Task description: Go through the records and extract every line with the word "label".

□ □ □ □ □

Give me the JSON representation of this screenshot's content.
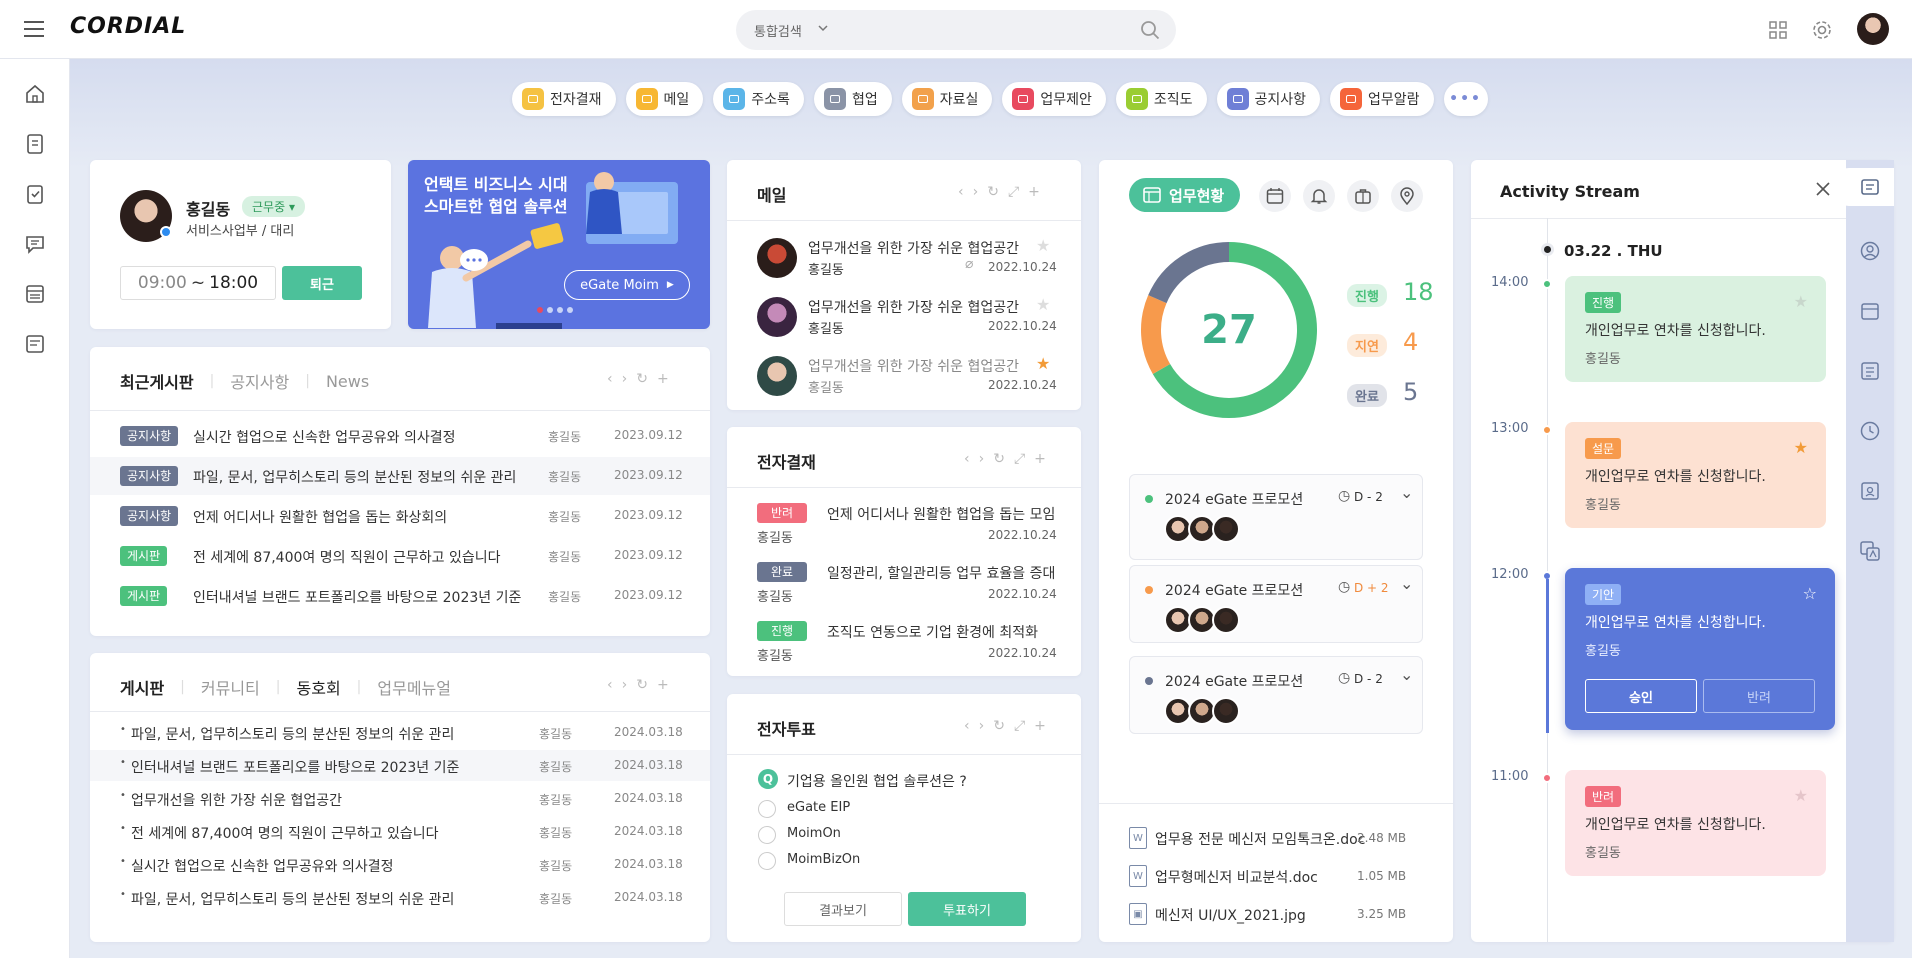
{
  "brand": {
    "logo": "CORDIAL"
  },
  "search": {
    "scope": "통합검색",
    "placeholder": ""
  },
  "shortcuts": [
    {
      "label": "전자결재",
      "icon": "approval-icon",
      "color": "#f5c242"
    },
    {
      "label": "메일",
      "icon": "mail-icon",
      "color": "#f7b733"
    },
    {
      "label": "주소록",
      "icon": "contacts-icon",
      "color": "#5bb5e8"
    },
    {
      "label": "협업",
      "icon": "collaboration-icon",
      "color": "#8a93a6"
    },
    {
      "label": "자료실",
      "icon": "archive-icon",
      "color": "#f2a14b"
    },
    {
      "label": "업무제안",
      "icon": "proposal-icon",
      "color": "#e84a5f"
    },
    {
      "label": "조직도",
      "icon": "org-chart-icon",
      "color": "#9acd32"
    },
    {
      "label": "공지사항",
      "icon": "notice-icon",
      "color": "#6f7fd6"
    },
    {
      "label": "업무알람",
      "icon": "alarm-icon",
      "color": "#f5653a"
    }
  ],
  "profile": {
    "name": "홍길동",
    "status": "근무중",
    "dept": "서비스사업부 / 대리",
    "time_start": "09:00",
    "time_sep": "~",
    "time_end": "18:00",
    "checkout": "퇴근"
  },
  "promo": {
    "line1": "언택트 비즈니스 시대",
    "line2": "스마트한 협업 솔루션",
    "button": "eGate Moim"
  },
  "board1": {
    "tabs": [
      "최근게시판",
      "공지사항",
      "News"
    ],
    "rows": [
      {
        "tag": "공지사항",
        "title": "실시간 협업으로 신속한 업무공유와 의사결정",
        "author": "홍길동",
        "date": "2023.09.12"
      },
      {
        "tag": "공지사항",
        "title": "파일, 문서, 업무히스토리 등의 분산된 정보의 쉬운 관리",
        "author": "홍길동",
        "date": "2023.09.12"
      },
      {
        "tag": "공지사항",
        "title": "언제 어디서나 원활한 협업을 돕는 화상회의",
        "author": "홍길동",
        "date": "2023.09.12"
      },
      {
        "tag": "게시판",
        "title": "전 세계에 87,400여 명의 직원이 근무하고 있습니다",
        "author": "홍길동",
        "date": "2023.09.12"
      },
      {
        "tag": "게시판",
        "title": "인터내셔널 브랜드 포트폴리오를 바탕으로 2023년 기준",
        "author": "홍길동",
        "date": "2023.09.12"
      }
    ]
  },
  "board2": {
    "tabs": [
      "게시판",
      "커뮤니티",
      "동호회",
      "업무메뉴얼"
    ],
    "rows": [
      {
        "title": "파일, 문서, 업무히스토리 등의 분산된 정보의 쉬운 관리",
        "author": "홍길동",
        "date": "2024.03.18"
      },
      {
        "title": "인터내셔널 브랜드 포트폴리오를 바탕으로 2023년 기준",
        "author": "홍길동",
        "date": "2024.03.18"
      },
      {
        "title": "업무개선을 위한 가장 쉬운 협업공간",
        "author": "홍길동",
        "date": "2024.03.18"
      },
      {
        "title": "전 세계에 87,400여 명의 직원이 근무하고 있습니다",
        "author": "홍길동",
        "date": "2024.03.18"
      },
      {
        "title": "실시간 협업으로 신속한 업무공유와 의사결정",
        "author": "홍길동",
        "date": "2024.03.18"
      },
      {
        "title": "파일, 문서, 업무히스토리 등의 분산된 정보의 쉬운 관리",
        "author": "홍길동",
        "date": "2024.03.18"
      }
    ]
  },
  "mail": {
    "title": "메일",
    "items": [
      {
        "subject": "업무개선을 위한 가장 쉬운 협업공간",
        "sender": "홍길동",
        "date": "2022.10.24"
      },
      {
        "subject": "업무개선을 위한 가장 쉬운 협업공간",
        "sender": "홍길동",
        "date": "2022.10.24"
      },
      {
        "subject": "업무개선을 위한 가장 쉬운 협업공간",
        "sender": "홍길동",
        "date": "2022.10.24"
      }
    ]
  },
  "approval": {
    "title": "전자결재",
    "items": [
      {
        "tag": "반려",
        "color": "#f26d7d",
        "title": "언제 어디서나 원활한 협업을 돕는 모임",
        "user": "홍길동",
        "date": "2022.10.24"
      },
      {
        "tag": "완료",
        "color": "#6a7590",
        "title": "일정관리, 할일관리등 업무 효율을 증대",
        "user": "홍길동",
        "date": "2022.10.24"
      },
      {
        "tag": "진행",
        "color": "#4cc17d",
        "title": "조직도 연동으로 기업 환경에 최적화",
        "user": "홍길동",
        "date": "2022.10.24"
      }
    ]
  },
  "vote": {
    "title": "전자투표",
    "q": "Q",
    "question": "기업용 올인원 협업 솔루션은 ?",
    "options": [
      "eGate EIP",
      "MoimOn",
      "MoimBizOn"
    ],
    "result_button": "결과보기",
    "vote_button": "투표하기"
  },
  "status": {
    "tab": "업무현황",
    "total": "27",
    "stats": [
      {
        "label": "진행",
        "value": 18,
        "color": "#4cc17d"
      },
      {
        "label": "지연",
        "value": 4,
        "color": "#f79a4c"
      },
      {
        "label": "완료",
        "value": 5,
        "color": "#6a7590"
      }
    ],
    "projects": [
      {
        "name": "2024 eGate 프로모션",
        "dday": "D - 2",
        "dot": "#4cc17d",
        "ddcolor": "#333"
      },
      {
        "name": "2024 eGate 프로모션",
        "dday": "D + 2",
        "dot": "#f79a4c",
        "ddcolor": "#f08a3c"
      },
      {
        "name": "2024 eGate 프로모션",
        "dday": "D - 2",
        "dot": "#6a7590",
        "ddcolor": "#333"
      }
    ],
    "files": [
      {
        "name": "업무용 전문 메신저 모임톡크온.doc",
        "size": "2.48 MB"
      },
      {
        "name": "업무형메신저 비교분석.doc",
        "size": "1.05 MB"
      },
      {
        "name": "메신저 UI/UX_2021.jpg",
        "size": "3.25 MB"
      }
    ]
  },
  "activity": {
    "title": "Activity Stream",
    "date": "03.22 . THU",
    "items": [
      {
        "time": "14:00",
        "tag": "진행",
        "msg": "개인업무로 연차를 신청합니다.",
        "user": "홍길동"
      },
      {
        "time": "13:00",
        "tag": "설문",
        "msg": "개인업무로 연차를 신청합니다.",
        "user": "홍길동"
      },
      {
        "time": "12:00",
        "tag": "기안",
        "msg": "개인업무로 연차를 신청합니다.",
        "user": "홍길동",
        "approve": "승인",
        "reject": "반려"
      },
      {
        "time": "11:00",
        "tag": "반려",
        "msg": "개인업무로 연차를 신청합니다.",
        "user": "홍길동"
      }
    ]
  }
}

□ □ □ □ □

Answer to the exercise:
      "label": "전자결재",
      "label": "메일",
      "label": "주소록",
      "label": "협업",
      "label": "자료실",
      "label": "업무제안",
      "label": "조직도",
      "label": "공지사항",
      "label": "업무알람",
        "label": "진행",
        "label": "지연",
        "label": "완료",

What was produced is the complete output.